DATASET EXCERPTS
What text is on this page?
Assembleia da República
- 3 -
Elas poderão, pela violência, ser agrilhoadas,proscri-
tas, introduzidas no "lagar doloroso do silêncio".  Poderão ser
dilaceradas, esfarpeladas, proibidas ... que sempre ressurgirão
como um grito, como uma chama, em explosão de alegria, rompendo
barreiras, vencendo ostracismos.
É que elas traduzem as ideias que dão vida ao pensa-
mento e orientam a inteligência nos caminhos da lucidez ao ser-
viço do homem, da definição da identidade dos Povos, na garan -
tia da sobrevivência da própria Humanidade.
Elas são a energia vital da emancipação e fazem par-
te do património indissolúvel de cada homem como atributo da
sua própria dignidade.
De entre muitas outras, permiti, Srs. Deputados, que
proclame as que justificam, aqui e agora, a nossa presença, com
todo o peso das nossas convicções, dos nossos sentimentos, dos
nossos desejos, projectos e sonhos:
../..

EXERCISE DESCRIPTION
Say how many lines of the data include the word "homem". Nothing other than the number should be given.

ANSWER TO THE PROBLEM
2